Nothing but the records, transcribed exactly, should appear in the answer; leave the pictures out.

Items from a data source
-------

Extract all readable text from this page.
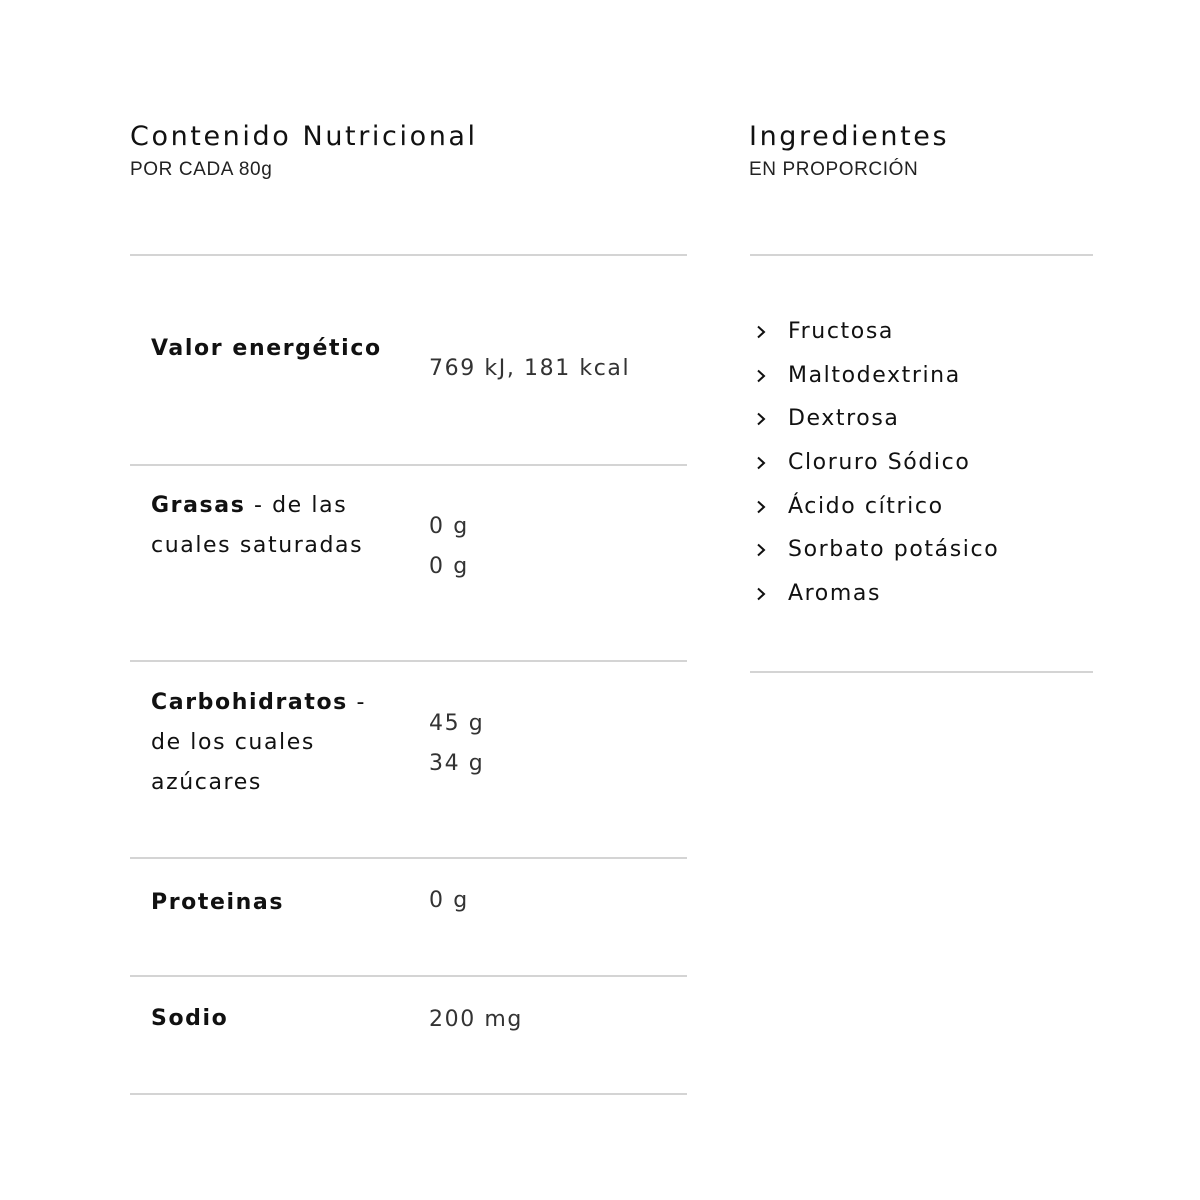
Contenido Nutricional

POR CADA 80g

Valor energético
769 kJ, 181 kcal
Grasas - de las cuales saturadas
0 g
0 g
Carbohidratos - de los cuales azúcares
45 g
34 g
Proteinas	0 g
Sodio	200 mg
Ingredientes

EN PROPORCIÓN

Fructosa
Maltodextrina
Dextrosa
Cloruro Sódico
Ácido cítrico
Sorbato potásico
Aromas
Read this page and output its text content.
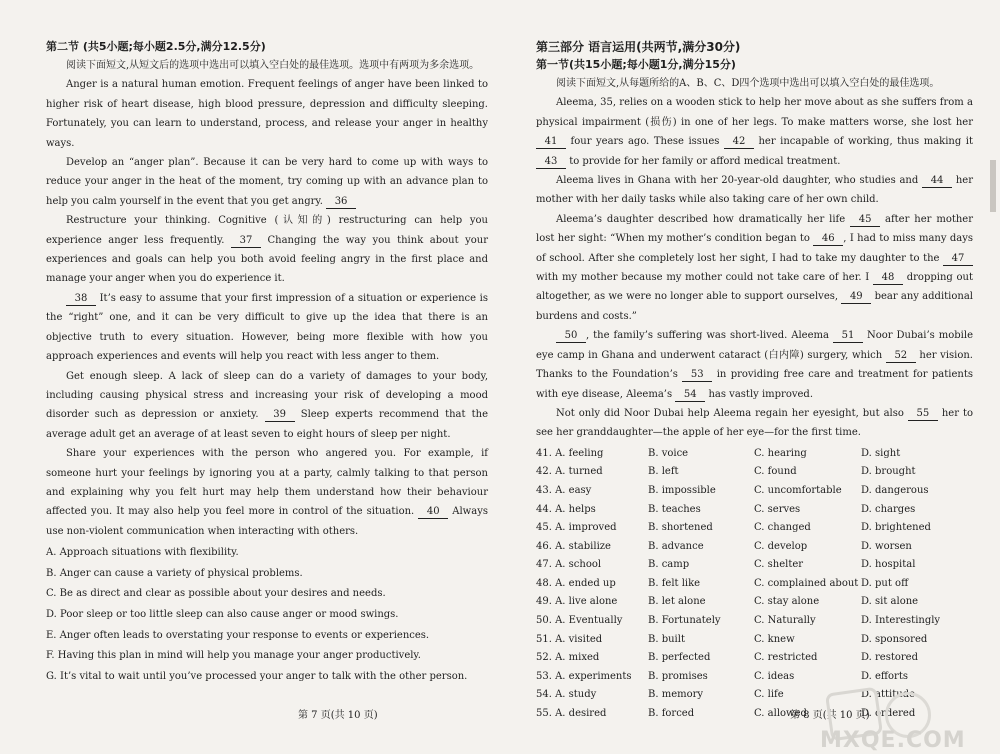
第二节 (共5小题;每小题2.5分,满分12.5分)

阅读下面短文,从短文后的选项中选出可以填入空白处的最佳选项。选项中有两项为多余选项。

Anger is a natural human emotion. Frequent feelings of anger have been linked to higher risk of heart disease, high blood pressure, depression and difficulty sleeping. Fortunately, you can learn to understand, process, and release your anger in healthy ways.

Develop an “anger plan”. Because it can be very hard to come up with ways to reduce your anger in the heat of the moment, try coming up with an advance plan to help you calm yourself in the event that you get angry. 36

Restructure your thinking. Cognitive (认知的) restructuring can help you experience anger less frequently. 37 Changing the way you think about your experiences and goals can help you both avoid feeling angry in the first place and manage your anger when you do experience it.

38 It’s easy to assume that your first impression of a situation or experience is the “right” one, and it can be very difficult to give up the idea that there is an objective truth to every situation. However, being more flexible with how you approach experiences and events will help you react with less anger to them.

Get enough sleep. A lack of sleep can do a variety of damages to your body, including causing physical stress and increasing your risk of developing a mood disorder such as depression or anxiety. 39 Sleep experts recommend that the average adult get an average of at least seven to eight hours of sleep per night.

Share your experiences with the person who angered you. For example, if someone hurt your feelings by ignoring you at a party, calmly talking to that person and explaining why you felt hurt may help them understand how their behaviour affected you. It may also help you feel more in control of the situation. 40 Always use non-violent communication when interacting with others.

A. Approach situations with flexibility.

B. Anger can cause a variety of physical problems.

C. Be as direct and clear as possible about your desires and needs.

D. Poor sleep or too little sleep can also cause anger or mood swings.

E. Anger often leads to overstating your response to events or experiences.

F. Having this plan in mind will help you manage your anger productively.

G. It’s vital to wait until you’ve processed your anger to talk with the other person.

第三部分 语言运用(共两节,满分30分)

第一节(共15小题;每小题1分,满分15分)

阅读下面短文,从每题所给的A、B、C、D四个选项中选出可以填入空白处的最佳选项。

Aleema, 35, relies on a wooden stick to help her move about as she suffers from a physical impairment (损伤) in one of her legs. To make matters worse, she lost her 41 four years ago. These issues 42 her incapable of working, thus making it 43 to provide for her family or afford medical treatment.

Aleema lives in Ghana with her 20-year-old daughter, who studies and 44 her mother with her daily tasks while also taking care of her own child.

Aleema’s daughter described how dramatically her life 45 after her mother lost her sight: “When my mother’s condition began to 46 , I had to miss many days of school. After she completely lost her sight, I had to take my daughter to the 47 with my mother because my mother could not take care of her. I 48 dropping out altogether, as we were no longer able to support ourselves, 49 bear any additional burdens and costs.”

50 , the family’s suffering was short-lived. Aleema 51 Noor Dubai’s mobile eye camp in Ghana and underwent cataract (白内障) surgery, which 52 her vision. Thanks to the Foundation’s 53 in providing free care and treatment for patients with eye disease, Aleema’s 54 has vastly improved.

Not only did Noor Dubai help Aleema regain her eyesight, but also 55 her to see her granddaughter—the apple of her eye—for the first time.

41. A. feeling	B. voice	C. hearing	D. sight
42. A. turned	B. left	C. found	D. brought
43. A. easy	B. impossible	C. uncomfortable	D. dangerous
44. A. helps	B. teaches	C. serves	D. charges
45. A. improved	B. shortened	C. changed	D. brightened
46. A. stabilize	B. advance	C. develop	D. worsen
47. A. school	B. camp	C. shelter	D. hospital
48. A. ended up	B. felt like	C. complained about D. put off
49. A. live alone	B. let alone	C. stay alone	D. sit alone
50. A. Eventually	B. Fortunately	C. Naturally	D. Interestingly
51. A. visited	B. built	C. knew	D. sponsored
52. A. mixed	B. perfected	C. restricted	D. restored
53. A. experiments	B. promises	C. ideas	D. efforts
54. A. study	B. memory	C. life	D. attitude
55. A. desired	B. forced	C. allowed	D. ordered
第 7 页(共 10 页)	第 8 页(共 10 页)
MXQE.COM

-------

**RESPONSE TO THE EXERCISE:**
Extract all readable text from this page.
Contenido Nutricional

POR CADA 80g

Valor energético
769 kJ, 181 kcal
Grasas - de las cuales saturadas
0 g
0 g
Carbohidratos - de los cuales azúcares
45 g
34 g
Proteinas	0 g
Sodio	200 mg
Ingredientes

EN PROPORCIÓN

Fructosa
Maltodextrina
Dextrosa
Cloruro Sódico
Ácido cítrico
Sorbato potásico
Aromas
Read this page and output its text content.
第二节 (共5小题;每小题2.5分,满分12.5分)

阅读下面短文,从短文后的选项中选出可以填入空白处的最佳选项。选项中有两项为多余选项。

Anger is a natural human emotion. Frequent feelings of anger have been linked to higher risk of heart disease, high blood pressure, depression and difficulty sleeping. Fortunately, you can learn to understand, process, and release your anger in healthy ways.

Develop an “anger plan”. Because it can be very hard to come up with ways to reduce your anger in the heat of the moment, try coming up with an advance plan to help you calm yourself in the event that you get angry. 36

Restructure your thinking. Cognitive (认知的) restructuring can help you experience anger less frequently. 37 Changing the way you think about your experiences and goals can help you both avoid feeling angry in the first place and manage your anger when you do experience it.

38 It’s easy to assume that your first impression of a situation or experience is the “right” one, and it can be very difficult to give up the idea that there is an objective truth to every situation. However, being more flexible with how you approach experiences and events will help you react with less anger to them.

Get enough sleep. A lack of sleep can do a variety of damages to your body, including causing physical stress and increasing your risk of developing a mood disorder such as depression or anxiety. 39 Sleep experts recommend that the average adult get an average of at least seven to eight hours of sleep per night.

Share your experiences with the person who angered you. For example, if someone hurt your feelings by ignoring you at a party, calmly talking to that person and explaining why you felt hurt may help them understand how their behaviour affected you. It may also help you feel more in control of the situation. 40 Always use non-violent communication when interacting with others.

A. Approach situations with flexibility.

B. Anger can cause a variety of physical problems.

C. Be as direct and clear as possible about your desires and needs.

D. Poor sleep or too little sleep can also cause anger or mood swings.

E. Anger often leads to overstating your response to events or experiences.

F. Having this plan in mind will help you manage your anger productively.

G. It’s vital to wait until you’ve processed your anger to talk with the other person.

第三部分 语言运用(共两节,满分30分)

第一节(共15小题;每小题1分,满分15分)

阅读下面短文,从每题所给的A、B、C、D四个选项中选出可以填入空白处的最佳选项。

Aleema, 35, relies on a wooden stick to help her move about as she suffers from a physical impairment (损伤) in one of her legs. To make matters worse, she lost her 41 four years ago. These issues 42 her incapable of working, thus making it 43 to provide for her family or afford medical treatment.

Aleema lives in Ghana with her 20-year-old daughter, who studies and 44 her mother with her daily tasks while also taking care of her own child.

Aleema’s daughter described how dramatically her life 45 after her mother lost her sight: “When my mother’s condition began to 46 , I had to miss many days of school. After she completely lost her sight, I had to take my daughter to the 47 with my mother because my mother could not take care of her. I 48 dropping out altogether, as we were no longer able to support ourselves, 49 bear any additional burdens and costs.”

50 , the family’s suffering was short-lived. Aleema 51 Noor Dubai’s mobile eye camp in Ghana and underwent cataract (白内障) surgery, which 52 her vision. Thanks to the Foundation’s 53 in providing free care and treatment for patients with eye disease, Aleema’s 54 has vastly improved.

Not only did Noor Dubai help Aleema regain her eyesight, but also 55 her to see her granddaughter—the apple of her eye—for the first time.

41. A. feeling	B. voice	C. hearing	D. sight
42. A. turned	B. left	C. found	D. brought
43. A. easy	B. impossible	C. uncomfortable	D. dangerous
44. A. helps	B. teaches	C. serves	D. charges
45. A. improved	B. shortened	C. changed	D. brightened
46. A. stabilize	B. advance	C. develop	D. worsen
47. A. school	B. camp	C. shelter	D. hospital
48. A. ended up	B. felt like	C. complained about D. put off
49. A. live alone	B. let alone	C. stay alone	D. sit alone
50. A. Eventually	B. Fortunately	C. Naturally	D. Interestingly
51. A. visited	B. built	C. knew	D. sponsored
52. A. mixed	B. perfected	C. restricted	D. restored
53. A. experiments	B. promises	C. ideas	D. efforts
54. A. study	B. memory	C. life	D. attitude
55. A. desired	B. forced	C. allowed	D. ordered
第 7 页(共 10 页)	第 8 页(共 10 页)
MXQE.COM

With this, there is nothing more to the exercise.